#### [The task]
Render the part of the material that opens with the line containing "Patent image size: (1304, 1058)." and closes with the line containing "The second energy", both of those lines included, as a JSON list of strings with one string per line and blank lines omitted.

#### [Input material]
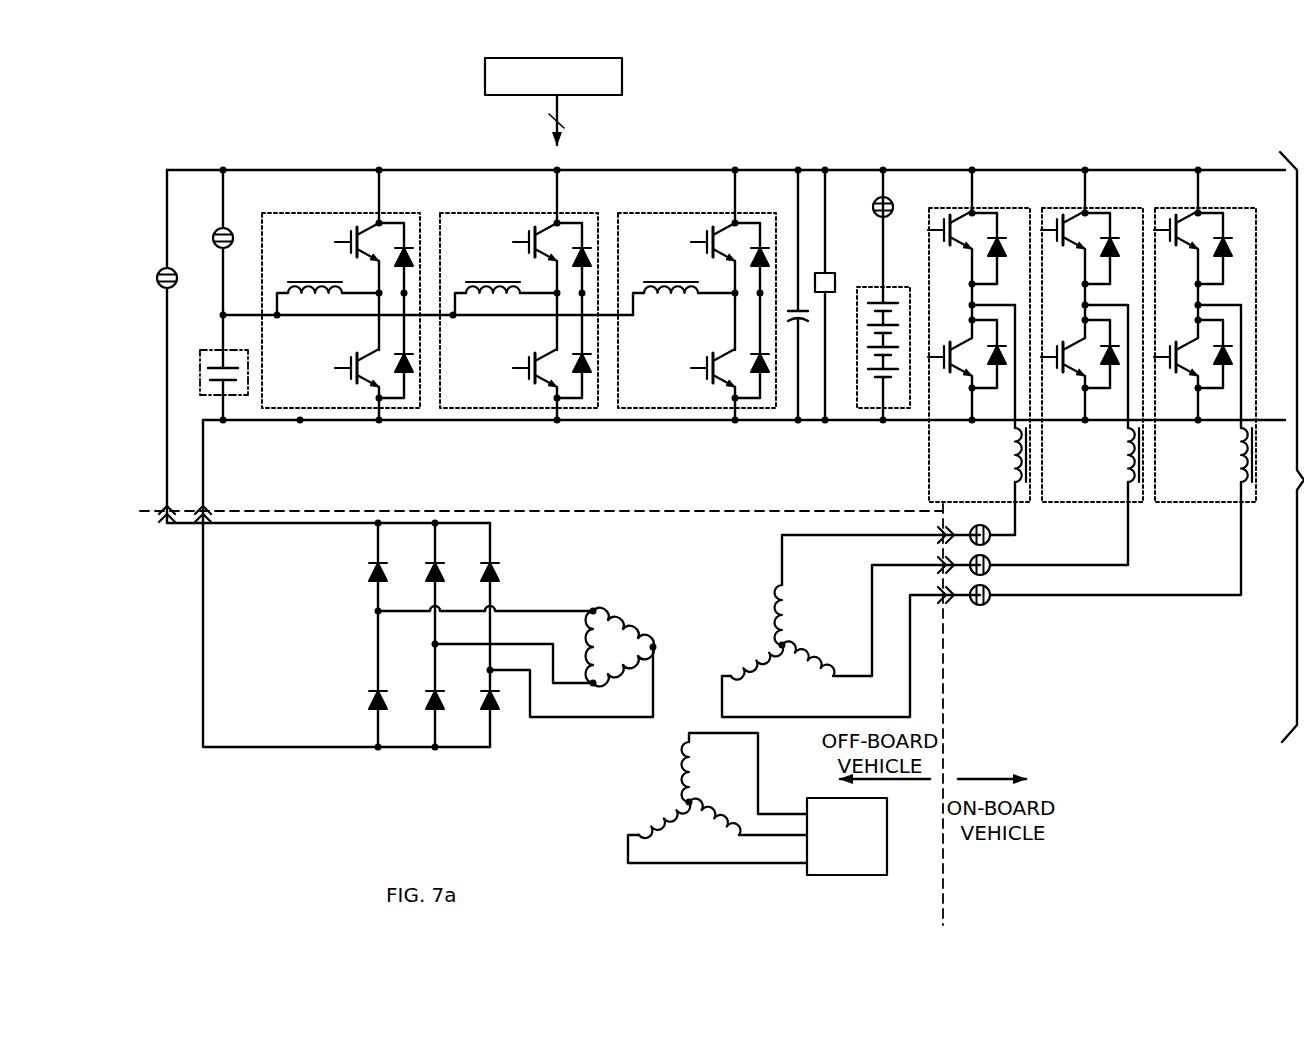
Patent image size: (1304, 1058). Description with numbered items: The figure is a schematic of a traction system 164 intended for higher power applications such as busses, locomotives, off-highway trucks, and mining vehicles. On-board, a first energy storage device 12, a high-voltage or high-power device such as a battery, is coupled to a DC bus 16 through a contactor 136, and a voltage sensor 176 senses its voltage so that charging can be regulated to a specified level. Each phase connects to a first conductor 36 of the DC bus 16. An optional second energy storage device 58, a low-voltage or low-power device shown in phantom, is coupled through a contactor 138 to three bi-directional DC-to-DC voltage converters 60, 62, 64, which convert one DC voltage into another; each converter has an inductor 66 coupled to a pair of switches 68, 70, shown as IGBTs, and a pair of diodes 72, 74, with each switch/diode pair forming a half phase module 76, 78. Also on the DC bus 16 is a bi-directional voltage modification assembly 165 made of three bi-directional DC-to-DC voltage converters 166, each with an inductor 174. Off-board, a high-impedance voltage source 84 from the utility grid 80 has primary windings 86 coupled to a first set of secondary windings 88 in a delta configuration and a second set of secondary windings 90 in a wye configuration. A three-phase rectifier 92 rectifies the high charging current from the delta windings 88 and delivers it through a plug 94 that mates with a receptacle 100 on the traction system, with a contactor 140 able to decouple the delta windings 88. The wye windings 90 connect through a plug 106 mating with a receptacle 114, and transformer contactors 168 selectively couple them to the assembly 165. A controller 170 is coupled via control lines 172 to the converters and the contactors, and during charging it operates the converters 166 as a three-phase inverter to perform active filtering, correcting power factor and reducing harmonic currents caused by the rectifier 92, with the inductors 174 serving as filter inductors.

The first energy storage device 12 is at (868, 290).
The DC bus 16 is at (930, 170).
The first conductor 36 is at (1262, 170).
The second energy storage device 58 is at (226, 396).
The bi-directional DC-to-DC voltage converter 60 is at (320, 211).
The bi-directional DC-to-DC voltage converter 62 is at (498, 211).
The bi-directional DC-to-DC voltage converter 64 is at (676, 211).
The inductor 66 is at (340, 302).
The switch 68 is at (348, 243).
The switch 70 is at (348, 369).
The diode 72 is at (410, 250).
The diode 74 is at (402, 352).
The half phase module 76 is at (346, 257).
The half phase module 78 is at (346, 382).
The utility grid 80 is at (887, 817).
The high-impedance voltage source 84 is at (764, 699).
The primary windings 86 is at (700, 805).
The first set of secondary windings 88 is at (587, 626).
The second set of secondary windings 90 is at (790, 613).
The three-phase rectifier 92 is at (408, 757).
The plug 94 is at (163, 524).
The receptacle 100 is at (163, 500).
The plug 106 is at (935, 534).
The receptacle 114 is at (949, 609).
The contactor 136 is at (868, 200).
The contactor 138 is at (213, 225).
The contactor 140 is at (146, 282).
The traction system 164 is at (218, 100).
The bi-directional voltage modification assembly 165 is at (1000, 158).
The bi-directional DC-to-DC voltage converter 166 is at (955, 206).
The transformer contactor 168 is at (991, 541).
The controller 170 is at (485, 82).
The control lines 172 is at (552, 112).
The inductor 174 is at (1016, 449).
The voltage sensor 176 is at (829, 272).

* * *

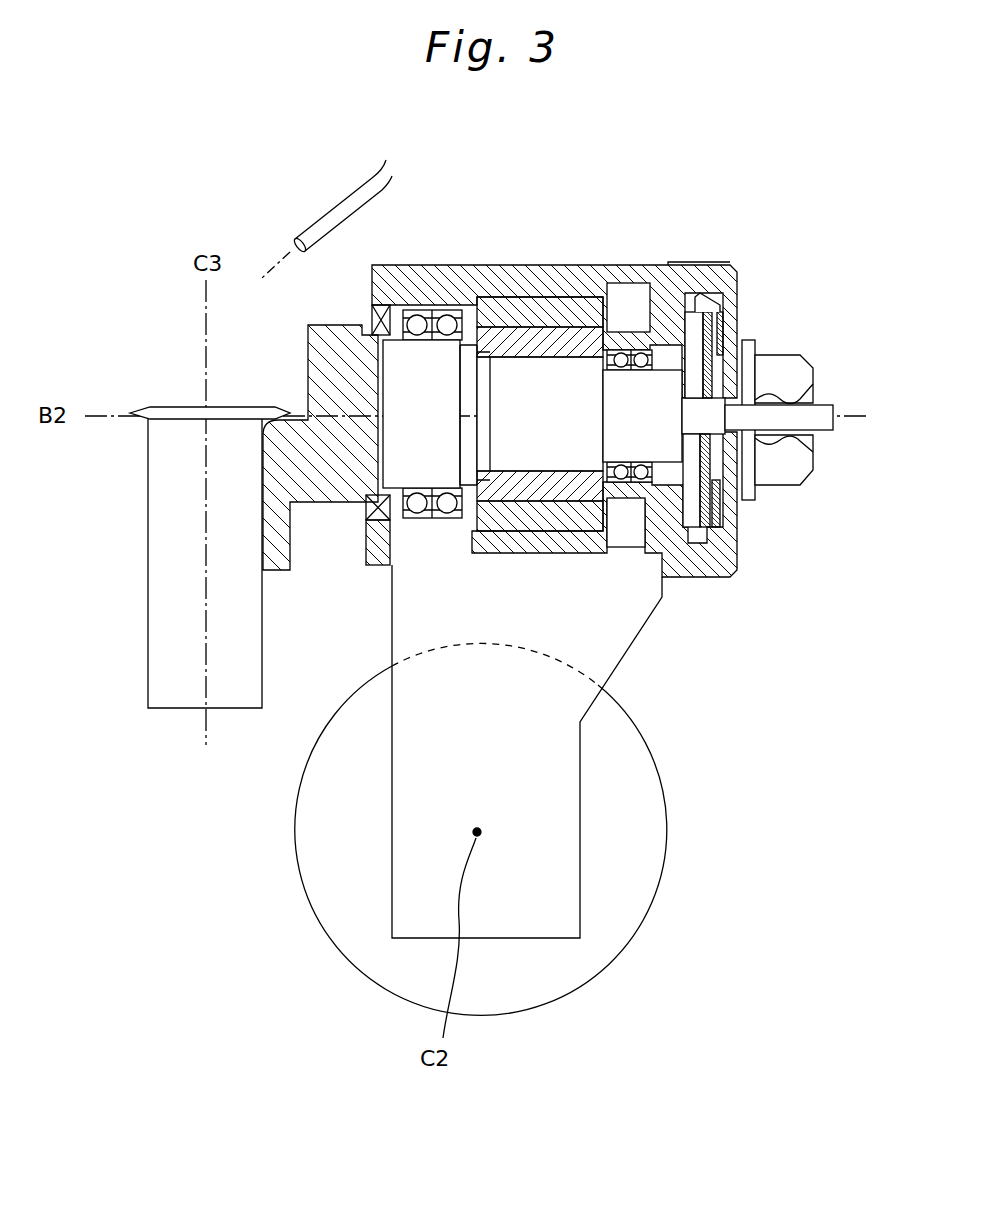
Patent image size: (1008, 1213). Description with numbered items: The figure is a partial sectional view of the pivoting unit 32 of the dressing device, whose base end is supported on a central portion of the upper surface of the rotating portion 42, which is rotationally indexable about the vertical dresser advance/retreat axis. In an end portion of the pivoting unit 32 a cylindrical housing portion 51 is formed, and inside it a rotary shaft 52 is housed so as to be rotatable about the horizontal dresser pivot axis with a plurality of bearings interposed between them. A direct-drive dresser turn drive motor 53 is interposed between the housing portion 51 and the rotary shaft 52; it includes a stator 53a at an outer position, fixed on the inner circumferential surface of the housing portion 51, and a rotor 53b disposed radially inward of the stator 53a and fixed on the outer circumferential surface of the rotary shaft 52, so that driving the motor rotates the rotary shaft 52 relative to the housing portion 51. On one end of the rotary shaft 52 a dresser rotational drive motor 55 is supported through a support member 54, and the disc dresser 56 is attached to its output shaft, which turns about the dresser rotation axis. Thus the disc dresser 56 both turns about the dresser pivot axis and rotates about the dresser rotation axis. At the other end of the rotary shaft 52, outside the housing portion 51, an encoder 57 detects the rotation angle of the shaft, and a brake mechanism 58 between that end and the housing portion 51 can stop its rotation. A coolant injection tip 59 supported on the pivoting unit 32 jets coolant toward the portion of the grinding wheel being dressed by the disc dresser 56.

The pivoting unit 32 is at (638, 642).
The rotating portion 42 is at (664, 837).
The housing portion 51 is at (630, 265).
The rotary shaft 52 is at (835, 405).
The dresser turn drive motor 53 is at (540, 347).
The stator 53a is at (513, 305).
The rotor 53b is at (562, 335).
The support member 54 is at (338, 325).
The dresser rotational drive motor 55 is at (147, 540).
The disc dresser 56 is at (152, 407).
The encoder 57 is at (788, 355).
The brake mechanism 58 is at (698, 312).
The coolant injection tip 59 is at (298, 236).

#### [Response to this task]
[
  "Patent image size: (1304, 1058). Description with numbered items: The figure is a schematic of a traction system 164 intended for higher power applications such as busses, locomotives, off-highway trucks, and mining vehicles. On-board, a first energy storage device 12, a high-voltage or high-power device such as a battery, is coupled to a DC bus 16 through a contactor 136, and a voltage sensor 176 senses its voltage so that charging can be regulated to a specified level. Each phase connects to a first conductor 36 of the DC bus 16. An optional second energy storage device 58, a low-voltage or low-power device shown in phantom, is coupled through a contactor 138 to three bi-directional DC-to-DC voltage converters 60, 62, 64, which convert one DC voltage into another; each converter has an inductor 66 coupled to a pair of switches 68, 70, shown as IGBTs, and a pair of diodes 72, 74, with each switch/diode pair forming a half phase module 76, 78. Also on the DC bus 16 is a bi-directional voltage modification assembly 165 made of three bi-directional DC-to-DC voltage converters 166, each with an inductor 174. Off-board, a high-impedance voltage source 84 from the utility grid 80 has primary windings 86 coupled to a first set of secondary windings 88 in a delta configuration and a second set of secondary windings 90 in a wye configuration. A three-phase rectifier 92 rectifies the high charging current from the delta windings 88 and delivers it through a plug 94 that mates with a receptacle 100 on the traction system, with a contactor 140 able to decouple the delta windings 88. The wye windings 90 connect through a plug 106 mating with a receptacle 114, and transformer contactors 168 selectively couple them to the assembly 165. A controller 170 is coupled via control lines 172 to the converters and the contactors, and during charging it operates the converters 166 as a three-phase inverter to perform active filtering, correcting power factor and reducing harmonic currents caused by the rectifier 92, with the inductors 174 serving as filter inductors.",
  "The first energy storage device 12 is at (868, 290).",
  "The DC bus 16 is at (930, 170).",
  "The first conductor 36 is at (1262, 170).",
  "The second energy storage device 58 is at (226, 396)."
]